▶ _Exercise goal_
Please restate the following records word for word.

*** Extracted material

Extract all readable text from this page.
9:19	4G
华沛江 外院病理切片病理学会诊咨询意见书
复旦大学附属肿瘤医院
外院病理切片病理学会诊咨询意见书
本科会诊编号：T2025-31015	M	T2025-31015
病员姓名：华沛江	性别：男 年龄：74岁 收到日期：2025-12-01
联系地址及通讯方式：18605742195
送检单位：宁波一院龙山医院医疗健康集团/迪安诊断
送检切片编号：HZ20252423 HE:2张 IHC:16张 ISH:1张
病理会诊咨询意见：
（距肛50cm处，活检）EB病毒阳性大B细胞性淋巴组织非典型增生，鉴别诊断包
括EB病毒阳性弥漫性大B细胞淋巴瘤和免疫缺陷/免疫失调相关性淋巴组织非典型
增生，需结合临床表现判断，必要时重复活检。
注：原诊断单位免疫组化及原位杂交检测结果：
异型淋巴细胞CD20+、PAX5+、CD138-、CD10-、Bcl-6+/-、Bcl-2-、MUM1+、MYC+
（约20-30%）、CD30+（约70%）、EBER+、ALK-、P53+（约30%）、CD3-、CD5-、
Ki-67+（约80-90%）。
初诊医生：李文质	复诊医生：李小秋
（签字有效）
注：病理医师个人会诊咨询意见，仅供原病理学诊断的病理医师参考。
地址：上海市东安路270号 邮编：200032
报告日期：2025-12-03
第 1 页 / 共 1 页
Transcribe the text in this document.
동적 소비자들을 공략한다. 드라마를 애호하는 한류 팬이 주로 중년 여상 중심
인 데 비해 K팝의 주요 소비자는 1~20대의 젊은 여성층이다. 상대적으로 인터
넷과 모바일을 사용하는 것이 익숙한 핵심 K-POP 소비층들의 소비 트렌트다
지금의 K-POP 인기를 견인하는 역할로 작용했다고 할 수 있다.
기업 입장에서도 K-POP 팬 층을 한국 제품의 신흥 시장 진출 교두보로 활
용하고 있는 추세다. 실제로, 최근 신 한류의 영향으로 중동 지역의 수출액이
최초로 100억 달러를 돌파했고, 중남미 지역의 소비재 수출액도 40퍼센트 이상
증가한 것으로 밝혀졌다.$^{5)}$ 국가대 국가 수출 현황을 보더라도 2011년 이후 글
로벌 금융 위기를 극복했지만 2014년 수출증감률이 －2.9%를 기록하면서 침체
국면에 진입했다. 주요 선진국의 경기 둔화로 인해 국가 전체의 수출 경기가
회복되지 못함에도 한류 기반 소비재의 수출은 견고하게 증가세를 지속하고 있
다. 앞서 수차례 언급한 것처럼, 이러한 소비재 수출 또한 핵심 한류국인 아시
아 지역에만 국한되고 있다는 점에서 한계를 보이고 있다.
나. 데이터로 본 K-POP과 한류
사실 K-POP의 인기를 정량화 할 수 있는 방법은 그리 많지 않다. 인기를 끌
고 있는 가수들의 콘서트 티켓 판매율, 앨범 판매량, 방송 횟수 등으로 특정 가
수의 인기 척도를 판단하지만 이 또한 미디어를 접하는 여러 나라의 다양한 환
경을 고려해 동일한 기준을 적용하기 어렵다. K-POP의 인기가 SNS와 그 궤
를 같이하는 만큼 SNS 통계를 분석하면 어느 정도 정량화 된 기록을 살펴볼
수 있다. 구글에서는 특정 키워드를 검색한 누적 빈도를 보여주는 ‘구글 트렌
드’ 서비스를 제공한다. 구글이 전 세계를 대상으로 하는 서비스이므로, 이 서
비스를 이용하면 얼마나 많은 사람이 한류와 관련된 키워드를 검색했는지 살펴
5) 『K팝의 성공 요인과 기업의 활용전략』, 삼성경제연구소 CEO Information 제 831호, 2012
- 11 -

******

▶ _Answer to the task_
Extract all readable text from this page.
9:19	4G
华沛江 外院病理切片病理学会诊咨询意见书
复旦大学附属肿瘤医院
外院病理切片病理学会诊咨询意见书
本科会诊编号：T2025-31015	M	T2025-31015
病员姓名：华沛江	性别：男 年龄：74岁 收到日期：2025-12-01
联系地址及通讯方式：18605742195
送检单位：宁波一院龙山医院医疗健康集团/迪安诊断
送检切片编号：HZ20252423 HE:2张 IHC:16张 ISH:1张
病理会诊咨询意见：
（距肛50cm处，活检）EB病毒阳性大B细胞性淋巴组织非典型增生，鉴别诊断包
括EB病毒阳性弥漫性大B细胞淋巴瘤和免疫缺陷/免疫失调相关性淋巴组织非典型
增生，需结合临床表现判断，必要时重复活检。
注：原诊断单位免疫组化及原位杂交检测结果：
异型淋巴细胞CD20+、PAX5+、CD138-、CD10-、Bcl-6+/-、Bcl-2-、MUM1+、MYC+
（约20-30%）、CD30+（约70%）、EBER+、ALK-、P53+（约30%）、CD3-、CD5-、
Ki-67+（约80-90%）。
初诊医生：李文质	复诊医生：李小秋
（签字有效）
注：病理医师个人会诊咨询意见，仅供原病理学诊断的病理医师参考。
地址：上海市东安路270号 邮编：200032
报告日期：2025-12-03
第 1 页 / 共 1 页
Transcribe the text in this document.
동적 소비자들을 공략한다. 드라마를 애호하는 한류 팬이 주로 중년 여상 중심
인 데 비해 K팝의 주요 소비자는 1~20대의 젊은 여성층이다. 상대적으로 인터
넷과 모바일을 사용하는 것이 익숙한 핵심 K-POP 소비층들의 소비 트렌트다
지금의 K-POP 인기를 견인하는 역할로 작용했다고 할 수 있다.
기업 입장에서도 K-POP 팬 층을 한국 제품의 신흥 시장 진출 교두보로 활
용하고 있는 추세다. 실제로, 최근 신 한류의 영향으로 중동 지역의 수출액이
최초로 100억 달러를 돌파했고, 중남미 지역의 소비재 수출액도 40퍼센트 이상
증가한 것으로 밝혀졌다.$^{5)}$ 국가대 국가 수출 현황을 보더라도 2011년 이후 글
로벌 금융 위기를 극복했지만 2014년 수출증감률이 －2.9%를 기록하면서 침체
국면에 진입했다. 주요 선진국의 경기 둔화로 인해 국가 전체의 수출 경기가
회복되지 못함에도 한류 기반 소비재의 수출은 견고하게 증가세를 지속하고 있
다. 앞서 수차례 언급한 것처럼, 이러한 소비재 수출 또한 핵심 한류국인 아시
아 지역에만 국한되고 있다는 점에서 한계를 보이고 있다.
나. 데이터로 본 K-POP과 한류
사실 K-POP의 인기를 정량화 할 수 있는 방법은 그리 많지 않다. 인기를 끌
고 있는 가수들의 콘서트 티켓 판매율, 앨범 판매량, 방송 횟수 등으로 특정 가
수의 인기 척도를 판단하지만 이 또한 미디어를 접하는 여러 나라의 다양한 환
경을 고려해 동일한 기준을 적용하기 어렵다. K-POP의 인기가 SNS와 그 궤
를 같이하는 만큼 SNS 통계를 분석하면 어느 정도 정량화 된 기록을 살펴볼
수 있다. 구글에서는 특정 키워드를 검색한 누적 빈도를 보여주는 ‘구글 트렌
드’ 서비스를 제공한다. 구글이 전 세계를 대상으로 하는 서비스이므로, 이 서
비스를 이용하면 얼마나 많은 사람이 한류와 관련된 키워드를 검색했는지 살펴
5) 『K팝의 성공 요인과 기업의 활용전략』, 삼성경제연구소 CEO Information 제 831호, 2012
- 11 -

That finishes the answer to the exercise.